TASK DETAILS: Pick out every line holding the string "tidak" and copy it.

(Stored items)
......
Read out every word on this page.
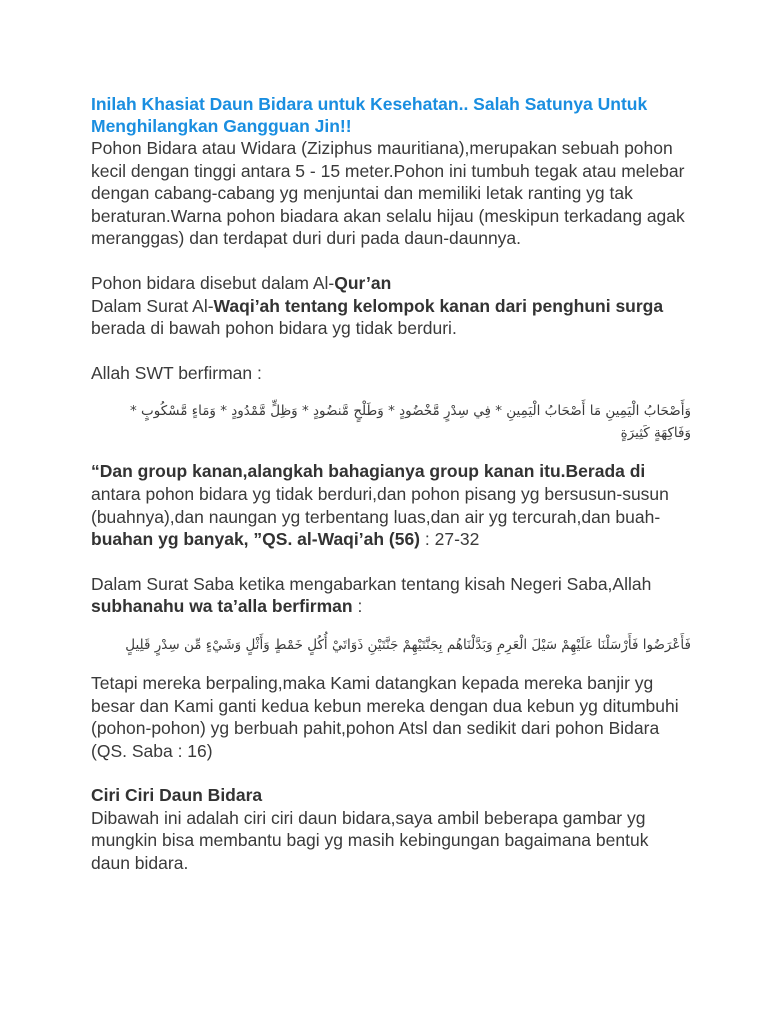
Inilah Khasiat Daun Bidara untuk Kesehatan.. Salah Satunya Untuk Menghilangkan Gangguan Jin!!

Pohon Bidara atau Widara (Ziziphus mauritiana),merupakan sebuah pohon kecil dengan tinggi antara 5 - 15 meter.Pohon ini tumbuh tegak atau melebar dengan cabang-cabang yg menjuntai dan memiliki letak ranting yg tak beraturan.Warna pohon biadara akan selalu hijau (meskipun terkadang agak meranggas) dan terdapat duri duri pada daun-daunnya.

Pohon bidara disebut dalam Al-Qur’an

Dalam Surat Al-Waqi’ah tentang kelompok kanan dari penghuni surga berada di bawah pohon bidara yg tidak berduri.

Allah SWT berfirman :

وَأَصْحَابُ الْيَمِينِ مَا أَصْحَابُ الْيَمِينِ * فِي سِدْرٍ مَّخْضُودٍ * وَطَلْحٍ مَّنضُودٍ * وَظِلٍّ مَّمْدُودٍ * وَمَاءٍ مَّسْكُوبٍ * وَفَاكِهَةٍ كَثِيرَةٍ

“Dan group kanan,alangkah bahagianya group kanan itu.Berada di antara pohon bidara yg tidak berduri,dan pohon pisang yg bersusun-susun (buahnya),dan naungan yg terbentang luas,dan air yg tercurah,dan buah-buahan yg banyak, ”QS. al-Waqi’ah (56) : 27-32

Dalam Surat Saba ketika mengabarkan tentang kisah Negeri Saba,Allah subhanahu wa ta’alla berfirman :

فَأَعْرَضُوا فَأَرْسَلْنَا عَلَيْهِمْ سَيْلَ الْعَرِمِ وَبَدَّلْنَاهُم بِجَنَّتَيْهِمْ جَنَّتَيْنِ ذَوَاتَيْ أُكُلٍ خَمْطٍ وَأَثْلٍ وَشَيْءٍ مِّن سِدْرٍ قَلِيلٍ

Tetapi mereka berpaling,maka Kami datangkan kepada mereka banjir yg besar dan Kami ganti kedua kebun mereka dengan dua kebun yg ditumbuhi (pohon-pohon) yg berbuah pahit,pohon Atsl dan sedikit dari pohon Bidara (QS. Saba : 16)

Ciri Ciri Daun Bidara

Dibawah ini adalah ciri ciri daun bidara,saya ambil beberapa gambar yg mungkin bisa membantu bagi yg masih kebingungan bagaimana bentuk daun bidara.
......
ANSWER TO THE PROBLEM:
Dalam Surat Al-Waqi’ah tentang kelompok kanan dari penghuni surga berada di bawah pohon bidara yg tidak berduri.
“Dan group kanan,alangkah bahagianya group kanan itu.Berada di antara pohon bidara yg tidak berduri,dan pohon pisang yg bersusun-susun (buahnya),dan naungan yg terbentang luas,dan air yg tercurah,dan buah-buahan yg banyak, ”QS. al-Waqi’ah (56) : 27-32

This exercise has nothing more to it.